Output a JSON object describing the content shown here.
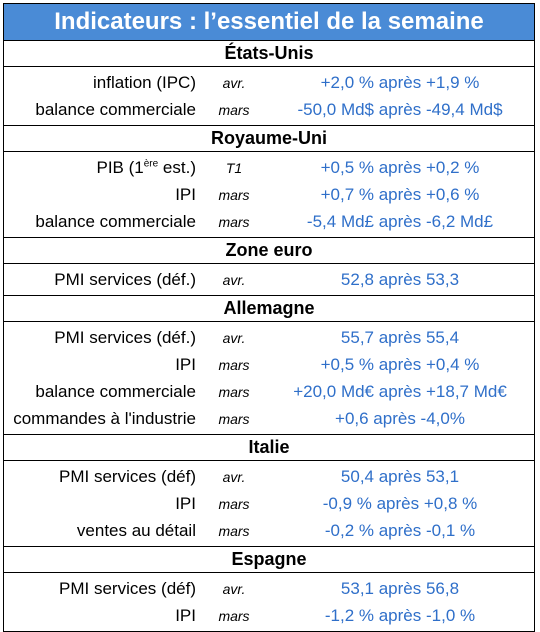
{
  "title": "Indicateurs : l’essentiel de la semaine",
  "sections": [
    {
      "name": "États-Unis",
      "rows": [
        {
          "label": "inflation (IPC)",
          "period": "avr.",
          "value": "+2,0 % après +1,9 %"
        },
        {
          "label": "balance commerciale",
          "period": "mars",
          "value": "-50,0 Md$ après -49,4 Md$"
        }
      ]
    },
    {
      "name": "Royaume-Uni",
      "rows": [
        {
          "label_pre": "PIB (1",
          "label_sup": "ère",
          "label_post": " est.)",
          "period": "T1",
          "value": "+0,5 % après +0,2 %"
        },
        {
          "label": "IPI",
          "period": "mars",
          "value": "+0,7 % après +0,6 %"
        },
        {
          "label": "balance commerciale",
          "period": "mars",
          "value": "-5,4 Md£ après -6,2 Md£"
        }
      ]
    },
    {
      "name": "Zone euro",
      "rows": [
        {
          "label": "PMI services (déf.)",
          "period": "avr.",
          "value": "52,8 après 53,3"
        }
      ]
    },
    {
      "name": "Allemagne",
      "rows": [
        {
          "label": "PMI services (déf.)",
          "period": "avr.",
          "value": "55,7 après 55,4"
        },
        {
          "label": "IPI",
          "period": "mars",
          "value": "+0,5 % après +0,4 %"
        },
        {
          "label": "balance commerciale",
          "period": "mars",
          "value": "+20,0 Md€ après +18,7 Md€"
        },
        {
          "label": "commandes à l'industrie",
          "period": "mars",
          "value": "+0,6 après -4,0%"
        }
      ]
    },
    {
      "name": "Italie",
      "rows": [
        {
          "label": "PMI services (déf)",
          "period": "avr.",
          "value": "50,4 après 53,1"
        },
        {
          "label": "IPI",
          "period": "mars",
          "value": "-0,9 % après +0,8 %"
        },
        {
          "label": "ventes au détail",
          "period": "mars",
          "value": "-0,2 % après -0,1 %"
        }
      ]
    },
    {
      "name": "Espagne",
      "rows": [
        {
          "label": "PMI services (déf)",
          "period": "avr.",
          "value": "53,1 après 56,8"
        },
        {
          "label": "IPI",
          "period": "mars",
          "value": "-1,2 % après -1,0 %"
        }
      ]
    }
  ],
  "colors": {
    "header_bg": "#4a8bd6",
    "value_text": "#2f6fc9"
  }
}
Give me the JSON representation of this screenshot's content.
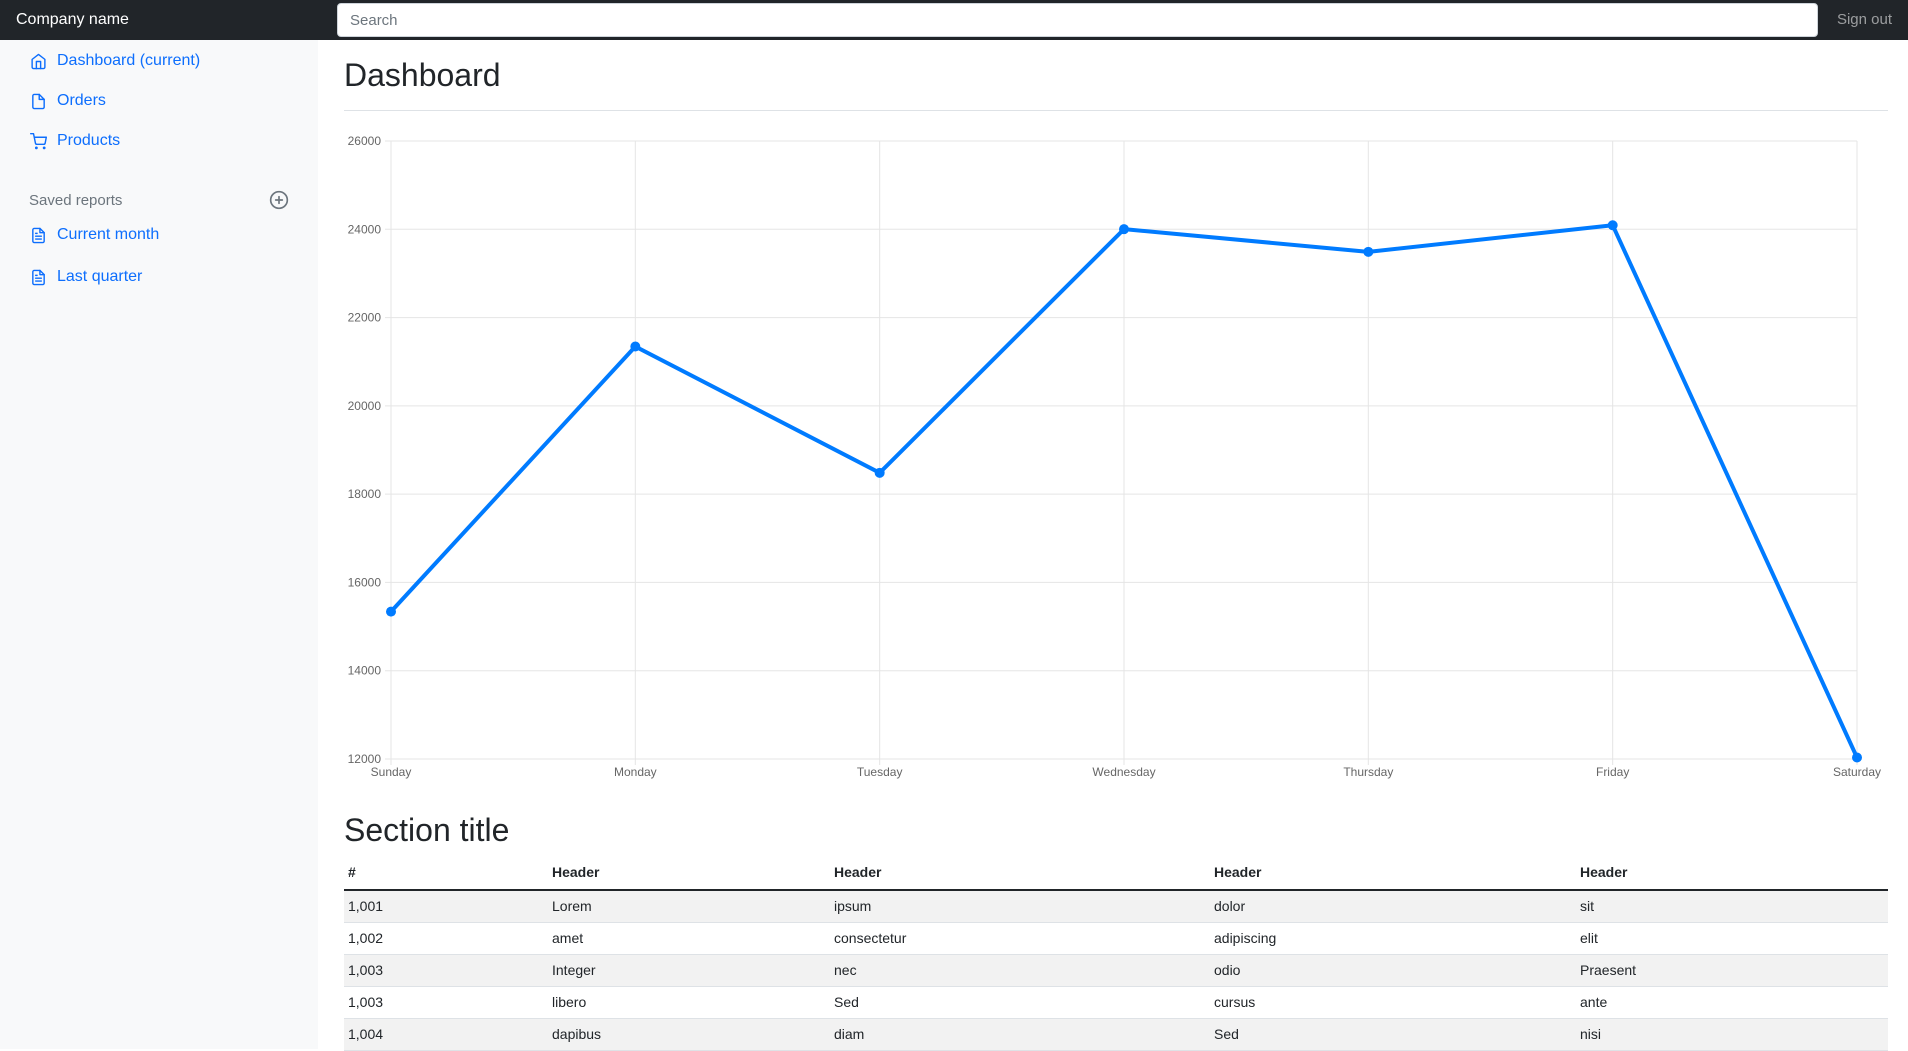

- Written request: The records shown above are to be repeated exactly, with the pictures left out.

- Finished task:
Output a JSON object describing the content shown here.
{
  "title": "Indicateurs : l’essentiel de la semaine",
  "sections": [
    {
      "name": "États-Unis",
      "rows": [
        {
          "label": "inflation (IPC)",
          "period": "avr.",
          "value": "+2,0 % après +1,9 %"
        },
        {
          "label": "balance commerciale",
          "period": "mars",
          "value": "-50,0 Md$ après -49,4 Md$"
        }
      ]
    },
    {
      "name": "Royaume-Uni",
      "rows": [
        {
          "label_pre": "PIB (1",
          "label_sup": "ère",
          "label_post": " est.)",
          "period": "T1",
          "value": "+0,5 % après +0,2 %"
        },
        {
          "label": "IPI",
          "period": "mars",
          "value": "+0,7 % après +0,6 %"
        },
        {
          "label": "balance commerciale",
          "period": "mars",
          "value": "-5,4 Md£ après -6,2 Md£"
        }
      ]
    },
    {
      "name": "Zone euro",
      "rows": [
        {
          "label": "PMI services (déf.)",
          "period": "avr.",
          "value": "52,8 après 53,3"
        }
      ]
    },
    {
      "name": "Allemagne",
      "rows": [
        {
          "label": "PMI services (déf.)",
          "period": "avr.",
          "value": "55,7 après 55,4"
        },
        {
          "label": "IPI",
          "period": "mars",
          "value": "+0,5 % après +0,4 %"
        },
        {
          "label": "balance commerciale",
          "period": "mars",
          "value": "+20,0 Md€ après +18,7 Md€"
        },
        {
          "label": "commandes à l'industrie",
          "period": "mars",
          "value": "+0,6 après -4,0%"
        }
      ]
    },
    {
      "name": "Italie",
      "rows": [
        {
          "label": "PMI services (déf)",
          "period": "avr.",
          "value": "50,4 après 53,1"
        },
        {
          "label": "IPI",
          "period": "mars",
          "value": "-0,9 % après +0,8 %"
        },
        {
          "label": "ventes au détail",
          "period": "mars",
          "value": "-0,2 % après -0,1 %"
        }
      ]
    },
    {
      "name": "Espagne",
      "rows": [
        {
          "label": "PMI services (déf)",
          "period": "avr.",
          "value": "53,1 après 56,8"
        },
        {
          "label": "IPI",
          "period": "mars",
          "value": "-1,2 % après -1,0 %"
        }
      ]
    }
  ],
  "colors": {
    "header_bg": "#4a8bd6",
    "value_text": "#2f6fc9"
  }
}
Give me the JSON representation of this screenshot's content.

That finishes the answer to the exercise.